▶ **Aim**:
Take the entries below and reproduce them word for word.

--

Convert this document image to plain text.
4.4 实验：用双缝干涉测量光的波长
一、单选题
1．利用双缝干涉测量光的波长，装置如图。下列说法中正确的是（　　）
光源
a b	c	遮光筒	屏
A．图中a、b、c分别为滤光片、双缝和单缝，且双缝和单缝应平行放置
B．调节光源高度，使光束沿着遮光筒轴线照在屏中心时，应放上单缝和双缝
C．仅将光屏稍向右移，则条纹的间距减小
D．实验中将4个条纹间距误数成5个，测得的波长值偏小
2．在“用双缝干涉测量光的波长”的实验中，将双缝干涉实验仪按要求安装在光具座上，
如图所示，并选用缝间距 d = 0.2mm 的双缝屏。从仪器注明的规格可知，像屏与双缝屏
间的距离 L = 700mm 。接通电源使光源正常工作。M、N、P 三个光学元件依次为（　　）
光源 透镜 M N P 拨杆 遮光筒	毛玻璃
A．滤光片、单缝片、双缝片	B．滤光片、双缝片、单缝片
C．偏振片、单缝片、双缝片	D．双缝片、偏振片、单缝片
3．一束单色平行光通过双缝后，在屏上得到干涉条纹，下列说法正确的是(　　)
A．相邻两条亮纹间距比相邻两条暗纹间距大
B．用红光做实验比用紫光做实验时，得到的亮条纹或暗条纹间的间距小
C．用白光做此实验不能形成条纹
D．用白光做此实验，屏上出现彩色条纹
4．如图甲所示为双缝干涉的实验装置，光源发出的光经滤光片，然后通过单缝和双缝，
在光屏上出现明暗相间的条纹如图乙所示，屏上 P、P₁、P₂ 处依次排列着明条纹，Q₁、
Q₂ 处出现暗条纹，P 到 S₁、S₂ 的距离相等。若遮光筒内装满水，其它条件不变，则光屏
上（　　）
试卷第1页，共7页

--

▶ **Answer to the task**:
Convert this document image to plain text.
4.4 实验：用双缝干涉测量光的波长
一、单选题
1．利用双缝干涉测量光的波长，装置如图。下列说法中正确的是（　　）
光源
a b	c	遮光筒	屏
A．图中a、b、c分别为滤光片、双缝和单缝，且双缝和单缝应平行放置
B．调节光源高度，使光束沿着遮光筒轴线照在屏中心时，应放上单缝和双缝
C．仅将光屏稍向右移，则条纹的间距减小
D．实验中将4个条纹间距误数成5个，测得的波长值偏小
2．在“用双缝干涉测量光的波长”的实验中，将双缝干涉实验仪按要求安装在光具座上，
如图所示，并选用缝间距 d = 0.2mm 的双缝屏。从仪器注明的规格可知，像屏与双缝屏
间的距离 L = 700mm 。接通电源使光源正常工作。M、N、P 三个光学元件依次为（　　）
光源 透镜 M N P 拨杆 遮光筒	毛玻璃
A．滤光片、单缝片、双缝片	B．滤光片、双缝片、单缝片
C．偏振片、单缝片、双缝片	D．双缝片、偏振片、单缝片
3．一束单色平行光通过双缝后，在屏上得到干涉条纹，下列说法正确的是(　　)
A．相邻两条亮纹间距比相邻两条暗纹间距大
B．用红光做实验比用紫光做实验时，得到的亮条纹或暗条纹间的间距小
C．用白光做此实验不能形成条纹
D．用白光做此实验，屏上出现彩色条纹
4．如图甲所示为双缝干涉的实验装置，光源发出的光经滤光片，然后通过单缝和双缝，
在光屏上出现明暗相间的条纹如图乙所示，屏上 P、P₁、P₂ 处依次排列着明条纹，Q₁、
Q₂ 处出现暗条纹，P 到 S₁、S₂ 的距离相等。若遮光筒内装满水，其它条件不变，则光屏
上（　　）
试卷第1页，共7页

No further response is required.